| Data to use |
+++++
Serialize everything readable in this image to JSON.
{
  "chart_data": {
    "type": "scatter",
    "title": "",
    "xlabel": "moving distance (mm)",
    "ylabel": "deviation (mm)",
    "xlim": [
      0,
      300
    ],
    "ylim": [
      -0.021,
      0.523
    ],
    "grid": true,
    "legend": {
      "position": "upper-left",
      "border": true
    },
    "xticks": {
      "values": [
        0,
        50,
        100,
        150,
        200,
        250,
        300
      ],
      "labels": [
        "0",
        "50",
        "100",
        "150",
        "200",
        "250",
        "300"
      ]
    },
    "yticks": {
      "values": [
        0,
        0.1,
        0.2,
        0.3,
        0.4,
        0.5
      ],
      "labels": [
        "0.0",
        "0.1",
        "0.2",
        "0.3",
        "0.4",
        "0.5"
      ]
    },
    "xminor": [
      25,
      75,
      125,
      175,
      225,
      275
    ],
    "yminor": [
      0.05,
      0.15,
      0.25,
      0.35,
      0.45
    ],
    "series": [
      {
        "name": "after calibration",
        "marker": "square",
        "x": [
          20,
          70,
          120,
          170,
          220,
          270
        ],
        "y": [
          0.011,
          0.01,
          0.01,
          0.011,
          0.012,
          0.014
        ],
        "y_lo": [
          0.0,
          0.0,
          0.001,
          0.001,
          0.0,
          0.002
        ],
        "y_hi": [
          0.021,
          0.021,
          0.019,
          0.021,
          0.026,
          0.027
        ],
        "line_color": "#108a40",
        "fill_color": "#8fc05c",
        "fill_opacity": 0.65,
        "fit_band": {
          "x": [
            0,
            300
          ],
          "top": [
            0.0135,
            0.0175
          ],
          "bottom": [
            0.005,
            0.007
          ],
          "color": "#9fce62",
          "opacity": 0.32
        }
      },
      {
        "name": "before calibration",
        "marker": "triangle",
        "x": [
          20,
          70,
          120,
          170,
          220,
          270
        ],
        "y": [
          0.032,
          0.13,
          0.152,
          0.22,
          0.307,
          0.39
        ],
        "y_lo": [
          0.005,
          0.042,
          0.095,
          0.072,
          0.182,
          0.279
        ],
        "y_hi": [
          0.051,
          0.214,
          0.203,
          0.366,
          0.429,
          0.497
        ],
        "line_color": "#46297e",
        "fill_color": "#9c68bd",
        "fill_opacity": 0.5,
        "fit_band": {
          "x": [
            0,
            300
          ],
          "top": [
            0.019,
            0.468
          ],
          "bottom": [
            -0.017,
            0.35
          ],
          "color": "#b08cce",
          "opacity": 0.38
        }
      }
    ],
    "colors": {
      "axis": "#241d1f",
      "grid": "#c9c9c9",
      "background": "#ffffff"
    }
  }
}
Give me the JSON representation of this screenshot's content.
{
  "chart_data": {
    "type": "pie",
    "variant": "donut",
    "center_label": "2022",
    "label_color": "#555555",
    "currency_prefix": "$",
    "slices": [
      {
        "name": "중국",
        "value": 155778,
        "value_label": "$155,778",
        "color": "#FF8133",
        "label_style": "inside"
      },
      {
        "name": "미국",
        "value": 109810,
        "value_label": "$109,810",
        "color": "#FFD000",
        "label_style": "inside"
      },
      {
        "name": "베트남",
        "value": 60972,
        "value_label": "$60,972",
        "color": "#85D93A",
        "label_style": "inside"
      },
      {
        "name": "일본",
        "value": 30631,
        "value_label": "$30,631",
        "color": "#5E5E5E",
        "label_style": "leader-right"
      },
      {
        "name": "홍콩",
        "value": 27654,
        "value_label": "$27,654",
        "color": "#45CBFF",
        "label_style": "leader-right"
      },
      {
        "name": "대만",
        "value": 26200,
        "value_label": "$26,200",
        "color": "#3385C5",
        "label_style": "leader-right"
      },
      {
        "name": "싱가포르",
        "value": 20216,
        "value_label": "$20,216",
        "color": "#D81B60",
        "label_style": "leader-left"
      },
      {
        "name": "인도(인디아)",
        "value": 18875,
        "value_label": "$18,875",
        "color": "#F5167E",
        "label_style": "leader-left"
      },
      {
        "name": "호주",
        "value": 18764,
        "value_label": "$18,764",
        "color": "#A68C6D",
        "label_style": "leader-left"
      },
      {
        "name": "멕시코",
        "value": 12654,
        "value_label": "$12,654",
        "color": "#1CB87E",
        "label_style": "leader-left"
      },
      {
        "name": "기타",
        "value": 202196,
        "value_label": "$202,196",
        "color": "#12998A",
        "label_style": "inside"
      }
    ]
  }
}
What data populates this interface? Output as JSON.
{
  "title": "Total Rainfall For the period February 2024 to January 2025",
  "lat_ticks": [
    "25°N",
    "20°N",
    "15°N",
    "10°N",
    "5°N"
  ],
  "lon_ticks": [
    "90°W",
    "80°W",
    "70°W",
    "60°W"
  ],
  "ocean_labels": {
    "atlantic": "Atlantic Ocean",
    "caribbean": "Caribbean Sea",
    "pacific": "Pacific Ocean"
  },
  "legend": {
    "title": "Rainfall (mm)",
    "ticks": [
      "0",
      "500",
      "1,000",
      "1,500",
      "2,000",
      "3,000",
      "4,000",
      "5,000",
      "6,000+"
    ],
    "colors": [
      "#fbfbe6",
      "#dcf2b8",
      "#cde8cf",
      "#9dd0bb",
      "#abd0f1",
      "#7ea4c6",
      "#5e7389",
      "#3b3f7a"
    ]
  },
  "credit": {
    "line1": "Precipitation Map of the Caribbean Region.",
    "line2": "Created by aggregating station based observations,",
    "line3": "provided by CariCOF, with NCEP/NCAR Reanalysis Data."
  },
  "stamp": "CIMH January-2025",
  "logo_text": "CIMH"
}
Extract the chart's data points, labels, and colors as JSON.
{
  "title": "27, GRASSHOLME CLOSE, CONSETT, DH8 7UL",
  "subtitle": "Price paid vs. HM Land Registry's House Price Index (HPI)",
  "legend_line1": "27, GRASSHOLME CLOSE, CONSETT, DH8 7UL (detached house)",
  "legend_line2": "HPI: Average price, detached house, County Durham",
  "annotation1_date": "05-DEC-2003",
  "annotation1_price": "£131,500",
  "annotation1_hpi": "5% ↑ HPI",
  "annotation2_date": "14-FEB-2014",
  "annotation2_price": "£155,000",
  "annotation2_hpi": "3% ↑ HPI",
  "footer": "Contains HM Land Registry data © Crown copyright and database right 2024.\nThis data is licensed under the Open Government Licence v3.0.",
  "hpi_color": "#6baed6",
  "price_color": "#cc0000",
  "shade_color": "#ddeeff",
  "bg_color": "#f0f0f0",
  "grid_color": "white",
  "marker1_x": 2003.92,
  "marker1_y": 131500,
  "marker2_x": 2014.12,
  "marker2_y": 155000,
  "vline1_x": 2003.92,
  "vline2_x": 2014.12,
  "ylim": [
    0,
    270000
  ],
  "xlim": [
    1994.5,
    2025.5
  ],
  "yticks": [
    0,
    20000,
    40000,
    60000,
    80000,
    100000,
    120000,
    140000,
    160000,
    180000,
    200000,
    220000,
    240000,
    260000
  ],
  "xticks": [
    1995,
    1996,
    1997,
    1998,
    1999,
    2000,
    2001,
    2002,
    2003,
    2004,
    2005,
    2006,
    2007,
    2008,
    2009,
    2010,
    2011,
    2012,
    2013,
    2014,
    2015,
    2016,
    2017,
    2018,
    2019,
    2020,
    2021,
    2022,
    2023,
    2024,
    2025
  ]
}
+++++
| Instructions for the task |
Print the entries exactly. Include every one.

| Output for this task |
Serialize everything readable in this image to JSON.
{
  "chart_data": {
    "type": "scatter",
    "title": "",
    "xlabel": "moving distance (mm)",
    "ylabel": "deviation (mm)",
    "xlim": [
      0,
      300
    ],
    "ylim": [
      -0.021,
      0.523
    ],
    "grid": true,
    "legend": {
      "position": "upper-left",
      "border": true
    },
    "xticks": {
      "values": [
        0,
        50,
        100,
        150,
        200,
        250,
        300
      ],
      "labels": [
        "0",
        "50",
        "100",
        "150",
        "200",
        "250",
        "300"
      ]
    },
    "yticks": {
      "values": [
        0,
        0.1,
        0.2,
        0.3,
        0.4,
        0.5
      ],
      "labels": [
        "0.0",
        "0.1",
        "0.2",
        "0.3",
        "0.4",
        "0.5"
      ]
    },
    "xminor": [
      25,
      75,
      125,
      175,
      225,
      275
    ],
    "yminor": [
      0.05,
      0.15,
      0.25,
      0.35,
      0.45
    ],
    "series": [
      {
        "name": "after calibration",
        "marker": "square",
        "x": [
          20,
          70,
          120,
          170,
          220,
          270
        ],
        "y": [
          0.011,
          0.01,
          0.01,
          0.011,
          0.012,
          0.014
        ],
        "y_lo": [
          0.0,
          0.0,
          0.001,
          0.001,
          0.0,
          0.002
        ],
        "y_hi": [
          0.021,
          0.021,
          0.019,
          0.021,
          0.026,
          0.027
        ],
        "line_color": "#108a40",
        "fill_color": "#8fc05c",
        "fill_opacity": 0.65,
        "fit_band": {
          "x": [
            0,
            300
          ],
          "top": [
            0.0135,
            0.0175
          ],
          "bottom": [
            0.005,
            0.007
          ],
          "color": "#9fce62",
          "opacity": 0.32
        }
      },
      {
        "name": "before calibration",
        "marker": "triangle",
        "x": [
          20,
          70,
          120,
          170,
          220,
          270
        ],
        "y": [
          0.032,
          0.13,
          0.152,
          0.22,
          0.307,
          0.39
        ],
        "y_lo": [
          0.005,
          0.042,
          0.095,
          0.072,
          0.182,
          0.279
        ],
        "y_hi": [
          0.051,
          0.214,
          0.203,
          0.366,
          0.429,
          0.497
        ],
        "line_color": "#46297e",
        "fill_color": "#9c68bd",
        "fill_opacity": 0.5,
        "fit_band": {
          "x": [
            0,
            300
          ],
          "top": [
            0.019,
            0.468
          ],
          "bottom": [
            -0.017,
            0.35
          ],
          "color": "#b08cce",
          "opacity": 0.38
        }
      }
    ],
    "colors": {
      "axis": "#241d1f",
      "grid": "#c9c9c9",
      "background": "#ffffff"
    }
  }
}
Give me the JSON representation of this screenshot's content.
{
  "chart_data": {
    "type": "pie",
    "variant": "donut",
    "center_label": "2022",
    "label_color": "#555555",
    "currency_prefix": "$",
    "slices": [
      {
        "name": "중국",
        "value": 155778,
        "value_label": "$155,778",
        "color": "#FF8133",
        "label_style": "inside"
      },
      {
        "name": "미국",
        "value": 109810,
        "value_label": "$109,810",
        "color": "#FFD000",
        "label_style": "inside"
      },
      {
        "name": "베트남",
        "value": 60972,
        "value_label": "$60,972",
        "color": "#85D93A",
        "label_style": "inside"
      },
      {
        "name": "일본",
        "value": 30631,
        "value_label": "$30,631",
        "color": "#5E5E5E",
        "label_style": "leader-right"
      },
      {
        "name": "홍콩",
        "value": 27654,
        "value_label": "$27,654",
        "color": "#45CBFF",
        "label_style": "leader-right"
      },
      {
        "name": "대만",
        "value": 26200,
        "value_label": "$26,200",
        "color": "#3385C5",
        "label_style": "leader-right"
      },
      {
        "name": "싱가포르",
        "value": 20216,
        "value_label": "$20,216",
        "color": "#D81B60",
        "label_style": "leader-left"
      },
      {
        "name": "인도(인디아)",
        "value": 18875,
        "value_label": "$18,875",
        "color": "#F5167E",
        "label_style": "leader-left"
      },
      {
        "name": "호주",
        "value": 18764,
        "value_label": "$18,764",
        "color": "#A68C6D",
        "label_style": "leader-left"
      },
      {
        "name": "멕시코",
        "value": 12654,
        "value_label": "$12,654",
        "color": "#1CB87E",
        "label_style": "leader-left"
      },
      {
        "name": "기타",
        "value": 202196,
        "value_label": "$202,196",
        "color": "#12998A",
        "label_style": "inside"
      }
    ]
  }
}
What data populates this interface? Output as JSON.
{
  "title": "Total Rainfall For the period February 2024 to January 2025",
  "lat_ticks": [
    "25°N",
    "20°N",
    "15°N",
    "10°N",
    "5°N"
  ],
  "lon_ticks": [
    "90°W",
    "80°W",
    "70°W",
    "60°W"
  ],
  "ocean_labels": {
    "atlantic": "Atlantic Ocean",
    "caribbean": "Caribbean Sea",
    "pacific": "Pacific Ocean"
  },
  "legend": {
    "title": "Rainfall (mm)",
    "ticks": [
      "0",
      "500",
      "1,000",
      "1,500",
      "2,000",
      "3,000",
      "4,000",
      "5,000",
      "6,000+"
    ],
    "colors": [
      "#fbfbe6",
      "#dcf2b8",
      "#cde8cf",
      "#9dd0bb",
      "#abd0f1",
      "#7ea4c6",
      "#5e7389",
      "#3b3f7a"
    ]
  },
  "credit": {
    "line1": "Precipitation Map of the Caribbean Region.",
    "line2": "Created by aggregating station based observations,",
    "line3": "provided by CariCOF, with NCEP/NCAR Reanalysis Data."
  },
  "stamp": "CIMH January-2025",
  "logo_text": "CIMH"
}
Extract the chart's data points, labels, and colors as JSON.
{
  "title": "27, GRASSHOLME CLOSE, CONSETT, DH8 7UL",
  "subtitle": "Price paid vs. HM Land Registry's House Price Index (HPI)",
  "legend_line1": "27, GRASSHOLME CLOSE, CONSETT, DH8 7UL (detached house)",
  "legend_line2": "HPI: Average price, detached house, County Durham",
  "annotation1_date": "05-DEC-2003",
  "annotation1_price": "£131,500",
  "annotation1_hpi": "5% ↑ HPI",
  "annotation2_date": "14-FEB-2014",
  "annotation2_price": "£155,000",
  "annotation2_hpi": "3% ↑ HPI",
  "footer": "Contains HM Land Registry data © Crown copyright and database right 2024.\nThis data is licensed under the Open Government Licence v3.0.",
  "hpi_color": "#6baed6",
  "price_color": "#cc0000",
  "shade_color": "#ddeeff",
  "bg_color": "#f0f0f0",
  "grid_color": "white",
  "marker1_x": 2003.92,
  "marker1_y": 131500,
  "marker2_x": 2014.12,
  "marker2_y": 155000,
  "vline1_x": 2003.92,
  "vline2_x": 2014.12,
  "ylim": [
    0,
    270000
  ],
  "xlim": [
    1994.5,
    2025.5
  ],
  "yticks": [
    0,
    20000,
    40000,
    60000,
    80000,
    100000,
    120000,
    140000,
    160000,
    180000,
    200000,
    220000,
    240000,
    260000
  ],
  "xticks": [
    1995,
    1996,
    1997,
    1998,
    1999,
    2000,
    2001,
    2002,
    2003,
    2004,
    2005,
    2006,
    2007,
    2008,
    2009,
    2010,
    2011,
    2012,
    2013,
    2014,
    2015,
    2016,
    2017,
    2018,
    2019,
    2020,
    2021,
    2022,
    2023,
    2024,
    2025
  ]
}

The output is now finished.